* begin Input rows *

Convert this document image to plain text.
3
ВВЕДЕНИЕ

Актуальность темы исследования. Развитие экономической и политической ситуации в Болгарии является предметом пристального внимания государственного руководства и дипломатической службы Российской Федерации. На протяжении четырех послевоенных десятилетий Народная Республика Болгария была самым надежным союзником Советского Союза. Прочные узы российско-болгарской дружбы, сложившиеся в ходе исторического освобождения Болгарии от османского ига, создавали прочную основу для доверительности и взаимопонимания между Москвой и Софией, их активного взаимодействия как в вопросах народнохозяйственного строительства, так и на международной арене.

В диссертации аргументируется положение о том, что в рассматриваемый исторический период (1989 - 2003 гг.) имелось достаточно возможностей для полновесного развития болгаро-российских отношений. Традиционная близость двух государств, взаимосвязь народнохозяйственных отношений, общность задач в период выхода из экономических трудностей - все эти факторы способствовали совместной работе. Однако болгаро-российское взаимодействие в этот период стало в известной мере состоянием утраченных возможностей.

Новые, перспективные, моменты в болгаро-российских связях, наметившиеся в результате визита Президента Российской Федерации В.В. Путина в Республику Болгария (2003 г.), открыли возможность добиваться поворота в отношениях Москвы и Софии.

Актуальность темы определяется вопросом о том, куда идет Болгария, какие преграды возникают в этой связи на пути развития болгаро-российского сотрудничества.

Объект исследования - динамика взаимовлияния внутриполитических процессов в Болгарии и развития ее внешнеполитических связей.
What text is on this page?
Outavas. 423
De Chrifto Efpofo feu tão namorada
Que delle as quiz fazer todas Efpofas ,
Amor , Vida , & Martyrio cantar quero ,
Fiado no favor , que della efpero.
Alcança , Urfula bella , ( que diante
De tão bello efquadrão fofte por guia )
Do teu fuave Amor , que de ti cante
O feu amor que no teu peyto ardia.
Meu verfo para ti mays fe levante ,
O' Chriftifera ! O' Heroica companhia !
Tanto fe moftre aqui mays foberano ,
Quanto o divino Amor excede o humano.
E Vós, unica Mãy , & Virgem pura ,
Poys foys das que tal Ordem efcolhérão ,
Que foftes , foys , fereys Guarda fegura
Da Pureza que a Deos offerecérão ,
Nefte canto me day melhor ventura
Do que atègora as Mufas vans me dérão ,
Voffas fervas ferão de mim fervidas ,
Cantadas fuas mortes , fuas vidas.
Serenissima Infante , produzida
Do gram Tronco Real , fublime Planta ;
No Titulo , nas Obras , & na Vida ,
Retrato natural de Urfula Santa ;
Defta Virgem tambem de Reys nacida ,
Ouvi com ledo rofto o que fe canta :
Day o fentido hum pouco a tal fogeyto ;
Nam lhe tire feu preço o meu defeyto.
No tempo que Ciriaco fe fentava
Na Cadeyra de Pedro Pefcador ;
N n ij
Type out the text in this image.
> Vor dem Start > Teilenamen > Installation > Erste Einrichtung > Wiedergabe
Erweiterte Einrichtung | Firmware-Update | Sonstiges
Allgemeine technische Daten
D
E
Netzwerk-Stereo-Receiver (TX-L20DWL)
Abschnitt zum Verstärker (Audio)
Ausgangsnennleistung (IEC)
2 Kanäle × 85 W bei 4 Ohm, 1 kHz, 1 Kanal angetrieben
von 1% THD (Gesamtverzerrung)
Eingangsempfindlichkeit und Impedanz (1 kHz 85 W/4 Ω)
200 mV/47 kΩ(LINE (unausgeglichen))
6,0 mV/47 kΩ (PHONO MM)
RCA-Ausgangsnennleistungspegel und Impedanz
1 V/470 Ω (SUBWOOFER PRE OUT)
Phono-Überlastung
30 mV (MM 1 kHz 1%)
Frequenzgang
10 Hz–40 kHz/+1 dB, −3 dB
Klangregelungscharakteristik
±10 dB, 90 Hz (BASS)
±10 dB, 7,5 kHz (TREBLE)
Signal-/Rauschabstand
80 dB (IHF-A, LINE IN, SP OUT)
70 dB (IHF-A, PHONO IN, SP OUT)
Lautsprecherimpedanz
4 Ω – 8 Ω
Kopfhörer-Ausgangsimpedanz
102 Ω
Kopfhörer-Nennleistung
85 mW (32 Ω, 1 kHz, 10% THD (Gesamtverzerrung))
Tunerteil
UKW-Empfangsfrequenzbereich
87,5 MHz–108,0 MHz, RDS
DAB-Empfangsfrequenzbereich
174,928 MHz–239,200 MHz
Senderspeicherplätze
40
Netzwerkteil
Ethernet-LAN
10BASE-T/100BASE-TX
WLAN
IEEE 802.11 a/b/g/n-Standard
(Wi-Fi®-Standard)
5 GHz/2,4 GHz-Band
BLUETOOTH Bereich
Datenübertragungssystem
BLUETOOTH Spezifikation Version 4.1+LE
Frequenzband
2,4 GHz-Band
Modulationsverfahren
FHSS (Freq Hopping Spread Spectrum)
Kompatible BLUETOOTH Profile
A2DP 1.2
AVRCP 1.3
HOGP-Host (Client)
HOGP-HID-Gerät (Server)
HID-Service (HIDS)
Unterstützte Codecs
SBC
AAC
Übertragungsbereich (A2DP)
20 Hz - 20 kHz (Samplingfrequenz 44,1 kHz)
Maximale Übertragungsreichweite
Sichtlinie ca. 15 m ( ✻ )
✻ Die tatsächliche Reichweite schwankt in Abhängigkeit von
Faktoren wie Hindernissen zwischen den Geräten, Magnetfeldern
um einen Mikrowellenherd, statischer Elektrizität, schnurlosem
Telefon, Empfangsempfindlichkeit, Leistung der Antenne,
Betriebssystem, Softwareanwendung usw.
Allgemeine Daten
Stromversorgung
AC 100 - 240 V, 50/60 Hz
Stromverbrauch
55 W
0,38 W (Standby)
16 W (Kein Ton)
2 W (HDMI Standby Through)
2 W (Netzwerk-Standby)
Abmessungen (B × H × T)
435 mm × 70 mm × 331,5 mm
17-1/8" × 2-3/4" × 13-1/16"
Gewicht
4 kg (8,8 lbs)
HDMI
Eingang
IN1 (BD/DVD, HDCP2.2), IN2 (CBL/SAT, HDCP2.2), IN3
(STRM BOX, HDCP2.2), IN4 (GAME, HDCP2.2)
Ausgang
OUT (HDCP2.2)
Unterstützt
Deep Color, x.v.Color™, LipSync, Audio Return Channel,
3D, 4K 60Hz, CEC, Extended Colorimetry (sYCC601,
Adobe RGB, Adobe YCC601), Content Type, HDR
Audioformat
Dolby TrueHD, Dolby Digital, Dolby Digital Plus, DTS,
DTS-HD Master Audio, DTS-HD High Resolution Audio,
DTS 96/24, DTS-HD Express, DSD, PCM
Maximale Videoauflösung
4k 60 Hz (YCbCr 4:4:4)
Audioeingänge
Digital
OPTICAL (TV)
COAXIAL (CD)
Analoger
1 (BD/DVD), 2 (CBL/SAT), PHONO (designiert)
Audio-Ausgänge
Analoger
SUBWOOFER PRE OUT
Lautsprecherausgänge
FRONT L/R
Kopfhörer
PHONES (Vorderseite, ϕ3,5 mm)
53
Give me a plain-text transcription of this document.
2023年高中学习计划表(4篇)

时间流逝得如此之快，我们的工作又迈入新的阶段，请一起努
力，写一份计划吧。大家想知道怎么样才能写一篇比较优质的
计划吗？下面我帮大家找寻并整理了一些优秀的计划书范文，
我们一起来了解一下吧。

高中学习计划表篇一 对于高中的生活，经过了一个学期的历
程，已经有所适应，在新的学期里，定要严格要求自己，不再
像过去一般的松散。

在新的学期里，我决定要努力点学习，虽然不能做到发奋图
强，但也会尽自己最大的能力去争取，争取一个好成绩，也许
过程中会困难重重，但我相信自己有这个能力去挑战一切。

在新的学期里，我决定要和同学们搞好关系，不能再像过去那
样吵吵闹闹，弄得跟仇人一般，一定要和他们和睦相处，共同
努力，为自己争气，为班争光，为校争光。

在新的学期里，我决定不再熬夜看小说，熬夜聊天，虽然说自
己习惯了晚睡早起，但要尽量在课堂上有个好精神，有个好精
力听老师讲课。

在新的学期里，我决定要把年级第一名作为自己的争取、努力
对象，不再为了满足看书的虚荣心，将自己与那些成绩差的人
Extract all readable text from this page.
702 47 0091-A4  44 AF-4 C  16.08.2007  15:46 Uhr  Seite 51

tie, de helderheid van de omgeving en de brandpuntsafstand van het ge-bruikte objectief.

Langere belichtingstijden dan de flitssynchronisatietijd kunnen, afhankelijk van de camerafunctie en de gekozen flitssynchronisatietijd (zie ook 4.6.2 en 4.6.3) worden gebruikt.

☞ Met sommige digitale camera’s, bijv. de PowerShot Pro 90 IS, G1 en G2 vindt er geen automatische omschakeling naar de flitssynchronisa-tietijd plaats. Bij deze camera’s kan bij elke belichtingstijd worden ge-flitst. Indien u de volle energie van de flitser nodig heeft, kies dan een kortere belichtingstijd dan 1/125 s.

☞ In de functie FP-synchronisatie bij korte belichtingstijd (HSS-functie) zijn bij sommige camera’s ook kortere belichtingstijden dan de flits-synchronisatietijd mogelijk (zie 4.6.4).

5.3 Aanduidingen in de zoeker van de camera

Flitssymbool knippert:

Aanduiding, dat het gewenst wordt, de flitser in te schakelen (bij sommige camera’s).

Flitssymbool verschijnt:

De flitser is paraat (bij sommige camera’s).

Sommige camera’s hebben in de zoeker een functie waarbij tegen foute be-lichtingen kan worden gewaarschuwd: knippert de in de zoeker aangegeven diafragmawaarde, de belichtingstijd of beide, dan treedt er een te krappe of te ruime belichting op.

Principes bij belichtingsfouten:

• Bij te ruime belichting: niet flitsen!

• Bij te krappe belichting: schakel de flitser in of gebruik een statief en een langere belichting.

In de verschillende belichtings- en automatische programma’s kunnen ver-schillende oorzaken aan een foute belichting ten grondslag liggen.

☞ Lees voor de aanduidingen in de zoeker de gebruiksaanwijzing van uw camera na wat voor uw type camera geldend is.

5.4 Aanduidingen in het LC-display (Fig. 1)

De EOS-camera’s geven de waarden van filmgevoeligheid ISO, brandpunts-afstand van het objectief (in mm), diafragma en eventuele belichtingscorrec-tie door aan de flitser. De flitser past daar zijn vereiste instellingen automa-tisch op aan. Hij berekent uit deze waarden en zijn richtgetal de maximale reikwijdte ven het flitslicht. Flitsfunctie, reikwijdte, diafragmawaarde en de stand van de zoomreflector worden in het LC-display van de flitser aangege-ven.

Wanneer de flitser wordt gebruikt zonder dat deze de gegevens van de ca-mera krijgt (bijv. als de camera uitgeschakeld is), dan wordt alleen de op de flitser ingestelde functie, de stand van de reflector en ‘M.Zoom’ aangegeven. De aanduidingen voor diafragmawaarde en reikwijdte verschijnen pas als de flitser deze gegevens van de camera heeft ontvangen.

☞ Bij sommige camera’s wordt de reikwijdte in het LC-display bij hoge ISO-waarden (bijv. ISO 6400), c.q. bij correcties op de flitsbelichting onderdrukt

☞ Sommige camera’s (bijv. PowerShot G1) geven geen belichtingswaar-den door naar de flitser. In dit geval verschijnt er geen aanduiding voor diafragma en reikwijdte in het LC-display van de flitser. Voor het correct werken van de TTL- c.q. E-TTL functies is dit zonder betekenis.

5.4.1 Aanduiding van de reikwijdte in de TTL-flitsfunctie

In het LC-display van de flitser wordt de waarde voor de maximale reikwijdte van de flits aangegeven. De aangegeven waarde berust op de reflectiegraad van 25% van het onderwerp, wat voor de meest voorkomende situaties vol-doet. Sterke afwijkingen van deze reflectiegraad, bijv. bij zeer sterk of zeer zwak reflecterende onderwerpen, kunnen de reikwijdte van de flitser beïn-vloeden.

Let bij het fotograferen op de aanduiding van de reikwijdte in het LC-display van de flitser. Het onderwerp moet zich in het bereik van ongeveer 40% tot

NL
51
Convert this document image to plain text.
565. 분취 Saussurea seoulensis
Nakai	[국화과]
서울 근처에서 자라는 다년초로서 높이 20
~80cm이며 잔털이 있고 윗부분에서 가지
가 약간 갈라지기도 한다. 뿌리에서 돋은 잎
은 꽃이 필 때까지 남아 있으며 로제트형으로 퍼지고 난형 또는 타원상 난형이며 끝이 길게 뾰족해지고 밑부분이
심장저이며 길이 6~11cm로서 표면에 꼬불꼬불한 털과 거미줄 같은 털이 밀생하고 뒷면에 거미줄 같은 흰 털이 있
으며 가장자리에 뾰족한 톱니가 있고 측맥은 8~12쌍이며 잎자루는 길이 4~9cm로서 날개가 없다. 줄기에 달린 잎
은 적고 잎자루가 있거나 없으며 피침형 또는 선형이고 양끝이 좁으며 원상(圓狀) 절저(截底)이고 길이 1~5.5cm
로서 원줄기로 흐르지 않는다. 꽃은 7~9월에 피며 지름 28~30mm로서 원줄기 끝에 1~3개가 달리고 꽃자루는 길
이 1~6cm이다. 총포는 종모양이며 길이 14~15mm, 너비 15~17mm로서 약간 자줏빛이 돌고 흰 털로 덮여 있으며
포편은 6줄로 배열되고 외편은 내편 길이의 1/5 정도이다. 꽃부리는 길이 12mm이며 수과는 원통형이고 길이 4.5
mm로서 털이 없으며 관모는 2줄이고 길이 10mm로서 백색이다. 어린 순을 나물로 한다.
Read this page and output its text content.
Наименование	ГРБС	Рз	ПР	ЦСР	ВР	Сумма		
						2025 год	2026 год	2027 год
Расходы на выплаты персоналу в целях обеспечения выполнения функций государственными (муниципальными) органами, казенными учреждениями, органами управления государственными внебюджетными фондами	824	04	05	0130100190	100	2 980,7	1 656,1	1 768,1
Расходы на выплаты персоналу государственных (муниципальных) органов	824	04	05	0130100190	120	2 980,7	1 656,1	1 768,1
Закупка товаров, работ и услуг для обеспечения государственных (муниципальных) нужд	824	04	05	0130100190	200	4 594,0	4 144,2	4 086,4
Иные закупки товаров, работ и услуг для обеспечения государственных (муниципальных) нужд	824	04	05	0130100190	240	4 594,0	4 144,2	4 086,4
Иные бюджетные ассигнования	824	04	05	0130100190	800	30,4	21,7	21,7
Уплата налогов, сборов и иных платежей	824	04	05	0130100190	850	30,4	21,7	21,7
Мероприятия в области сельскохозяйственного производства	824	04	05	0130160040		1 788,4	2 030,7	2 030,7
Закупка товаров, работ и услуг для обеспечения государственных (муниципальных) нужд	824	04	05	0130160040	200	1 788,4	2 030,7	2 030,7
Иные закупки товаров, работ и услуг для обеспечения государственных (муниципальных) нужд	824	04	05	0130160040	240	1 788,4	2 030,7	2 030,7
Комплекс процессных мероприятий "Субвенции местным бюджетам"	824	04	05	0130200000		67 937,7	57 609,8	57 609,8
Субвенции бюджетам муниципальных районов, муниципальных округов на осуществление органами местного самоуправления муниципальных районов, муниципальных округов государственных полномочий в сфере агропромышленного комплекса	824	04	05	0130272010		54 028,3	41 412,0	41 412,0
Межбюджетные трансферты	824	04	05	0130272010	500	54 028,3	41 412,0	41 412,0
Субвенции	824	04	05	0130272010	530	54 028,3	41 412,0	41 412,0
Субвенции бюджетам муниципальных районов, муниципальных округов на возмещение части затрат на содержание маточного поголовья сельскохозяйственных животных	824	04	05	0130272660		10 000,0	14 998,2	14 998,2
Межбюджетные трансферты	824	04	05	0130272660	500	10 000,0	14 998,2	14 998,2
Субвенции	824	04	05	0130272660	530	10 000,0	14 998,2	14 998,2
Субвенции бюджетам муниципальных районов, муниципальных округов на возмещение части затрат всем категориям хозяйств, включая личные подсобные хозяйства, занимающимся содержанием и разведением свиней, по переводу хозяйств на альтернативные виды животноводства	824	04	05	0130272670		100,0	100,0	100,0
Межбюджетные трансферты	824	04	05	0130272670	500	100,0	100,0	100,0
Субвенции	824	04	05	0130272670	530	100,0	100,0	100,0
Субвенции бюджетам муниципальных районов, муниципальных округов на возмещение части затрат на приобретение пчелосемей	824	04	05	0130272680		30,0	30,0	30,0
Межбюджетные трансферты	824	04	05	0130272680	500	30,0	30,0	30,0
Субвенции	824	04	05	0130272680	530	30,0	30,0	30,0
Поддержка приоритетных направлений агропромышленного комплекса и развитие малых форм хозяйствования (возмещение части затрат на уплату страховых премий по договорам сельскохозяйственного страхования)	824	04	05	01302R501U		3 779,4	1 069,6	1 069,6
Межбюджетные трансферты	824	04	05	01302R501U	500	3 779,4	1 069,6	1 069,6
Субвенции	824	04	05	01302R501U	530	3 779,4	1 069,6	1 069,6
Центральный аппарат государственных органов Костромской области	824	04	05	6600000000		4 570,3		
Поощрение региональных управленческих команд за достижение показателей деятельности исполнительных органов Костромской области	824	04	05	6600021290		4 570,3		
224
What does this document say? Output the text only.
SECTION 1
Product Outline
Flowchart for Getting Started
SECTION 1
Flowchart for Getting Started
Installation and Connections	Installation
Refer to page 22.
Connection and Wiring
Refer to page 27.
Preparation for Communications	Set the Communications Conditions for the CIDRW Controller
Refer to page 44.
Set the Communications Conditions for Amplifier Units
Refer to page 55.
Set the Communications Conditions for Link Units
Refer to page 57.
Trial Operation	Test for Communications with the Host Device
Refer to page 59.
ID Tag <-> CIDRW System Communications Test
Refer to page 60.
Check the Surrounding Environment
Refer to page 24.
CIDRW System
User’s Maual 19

* end Input rows *

◆ **The task**
Choose all lines containing the string "Virgem" and copy them out.

◆ **Exercise solution**
E Vós, unica Mãy , & Virgem pura ,
Defta Virgem tambem de Reys nacida ,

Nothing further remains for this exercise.